**Written task:**
Copy the entries below word for word, from the line with "Patent image size: (1046, 1048)." up to and including the line with "The counter electrodes 30 is at (116, 838).".

**Stored records:**
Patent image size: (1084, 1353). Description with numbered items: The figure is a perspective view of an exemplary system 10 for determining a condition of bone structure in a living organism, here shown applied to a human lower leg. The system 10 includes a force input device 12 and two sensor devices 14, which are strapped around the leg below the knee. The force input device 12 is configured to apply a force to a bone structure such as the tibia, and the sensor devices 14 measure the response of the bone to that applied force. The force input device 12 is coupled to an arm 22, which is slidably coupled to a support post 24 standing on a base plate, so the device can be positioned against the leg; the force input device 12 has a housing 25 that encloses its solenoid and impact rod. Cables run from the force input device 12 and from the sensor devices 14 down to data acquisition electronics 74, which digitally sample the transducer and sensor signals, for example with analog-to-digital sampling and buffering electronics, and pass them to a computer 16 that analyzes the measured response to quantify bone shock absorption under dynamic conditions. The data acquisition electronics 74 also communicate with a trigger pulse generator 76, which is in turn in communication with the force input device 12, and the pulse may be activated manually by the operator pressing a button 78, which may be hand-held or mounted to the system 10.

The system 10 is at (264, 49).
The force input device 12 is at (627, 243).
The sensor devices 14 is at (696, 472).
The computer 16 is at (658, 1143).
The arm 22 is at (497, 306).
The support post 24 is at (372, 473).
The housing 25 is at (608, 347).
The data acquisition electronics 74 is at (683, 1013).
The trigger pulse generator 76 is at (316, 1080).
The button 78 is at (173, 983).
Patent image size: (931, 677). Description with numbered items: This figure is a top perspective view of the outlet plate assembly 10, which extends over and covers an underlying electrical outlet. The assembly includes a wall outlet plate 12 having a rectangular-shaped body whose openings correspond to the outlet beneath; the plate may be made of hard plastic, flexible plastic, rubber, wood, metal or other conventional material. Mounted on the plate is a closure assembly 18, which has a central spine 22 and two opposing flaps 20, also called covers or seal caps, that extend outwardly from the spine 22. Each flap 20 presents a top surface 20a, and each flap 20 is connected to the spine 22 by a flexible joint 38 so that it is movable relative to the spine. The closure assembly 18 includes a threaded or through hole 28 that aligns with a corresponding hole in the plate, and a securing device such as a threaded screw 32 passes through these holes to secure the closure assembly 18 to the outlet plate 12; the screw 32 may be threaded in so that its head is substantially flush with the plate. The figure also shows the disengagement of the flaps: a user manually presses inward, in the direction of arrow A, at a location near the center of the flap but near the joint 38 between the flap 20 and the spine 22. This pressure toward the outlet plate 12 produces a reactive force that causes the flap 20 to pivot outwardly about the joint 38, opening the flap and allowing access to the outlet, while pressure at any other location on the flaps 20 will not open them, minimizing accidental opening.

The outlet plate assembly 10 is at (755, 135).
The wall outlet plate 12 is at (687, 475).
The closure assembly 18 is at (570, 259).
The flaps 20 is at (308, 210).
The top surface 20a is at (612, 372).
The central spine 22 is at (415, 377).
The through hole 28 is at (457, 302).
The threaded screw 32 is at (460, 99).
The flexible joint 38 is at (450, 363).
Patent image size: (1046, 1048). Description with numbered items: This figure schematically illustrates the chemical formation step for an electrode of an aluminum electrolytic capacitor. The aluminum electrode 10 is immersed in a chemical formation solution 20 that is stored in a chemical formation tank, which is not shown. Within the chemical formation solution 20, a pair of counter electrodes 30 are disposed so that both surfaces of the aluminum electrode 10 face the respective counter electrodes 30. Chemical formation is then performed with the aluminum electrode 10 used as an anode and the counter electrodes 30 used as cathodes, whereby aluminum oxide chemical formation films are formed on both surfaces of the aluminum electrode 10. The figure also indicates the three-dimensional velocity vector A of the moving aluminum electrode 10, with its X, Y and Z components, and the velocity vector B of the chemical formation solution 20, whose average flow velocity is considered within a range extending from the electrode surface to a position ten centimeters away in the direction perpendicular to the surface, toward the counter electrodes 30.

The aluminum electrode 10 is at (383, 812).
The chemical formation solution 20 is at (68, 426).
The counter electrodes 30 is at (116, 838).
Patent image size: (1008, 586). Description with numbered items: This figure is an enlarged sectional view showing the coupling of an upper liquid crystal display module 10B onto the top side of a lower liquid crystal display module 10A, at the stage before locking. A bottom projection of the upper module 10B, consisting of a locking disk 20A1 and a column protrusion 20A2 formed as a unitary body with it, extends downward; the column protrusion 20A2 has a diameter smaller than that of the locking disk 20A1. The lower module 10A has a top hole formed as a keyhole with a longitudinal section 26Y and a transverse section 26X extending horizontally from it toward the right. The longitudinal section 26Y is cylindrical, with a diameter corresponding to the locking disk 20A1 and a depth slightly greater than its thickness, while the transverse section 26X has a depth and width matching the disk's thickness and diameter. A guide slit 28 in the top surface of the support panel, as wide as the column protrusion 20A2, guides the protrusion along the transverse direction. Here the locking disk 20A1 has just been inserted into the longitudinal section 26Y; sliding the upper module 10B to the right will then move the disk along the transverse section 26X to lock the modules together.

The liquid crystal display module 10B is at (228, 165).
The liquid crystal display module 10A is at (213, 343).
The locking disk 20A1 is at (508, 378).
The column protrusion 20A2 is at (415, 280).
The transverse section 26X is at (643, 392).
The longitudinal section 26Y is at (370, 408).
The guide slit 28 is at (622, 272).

**Answer in full:**
Patent image size: (1046, 1048). Description with numbered items: This figure schematically illustrates the chemical formation step for an electrode of an aluminum electrolytic capacitor. The aluminum electrode 10 is immersed in a chemical formation solution 20 that is stored in a chemical formation tank, which is not shown. Within the chemical formation solution 20, a pair of counter electrodes 30 are disposed so that both surfaces of the aluminum electrode 10 face the respective counter electrodes 30. Chemical formation is then performed with the aluminum electrode 10 used as an anode and the counter electrodes 30 used as cathodes, whereby aluminum oxide chemical formation films are formed on both surfaces of the aluminum electrode 10. The figure also indicates the three-dimensional velocity vector A of the moving aluminum electrode 10, with its X, Y and Z components, and the velocity vector B of the chemical formation solution 20, whose average flow velocity is considered within a range extending from the electrode surface to a position ten centimeters away in the direction perpendicular to the surface, toward the counter electrodes 30.

The aluminum electrode 10 is at (383, 812).
The chemical formation solution 20 is at (68, 426).
The counter electrodes 30 is at (116, 838).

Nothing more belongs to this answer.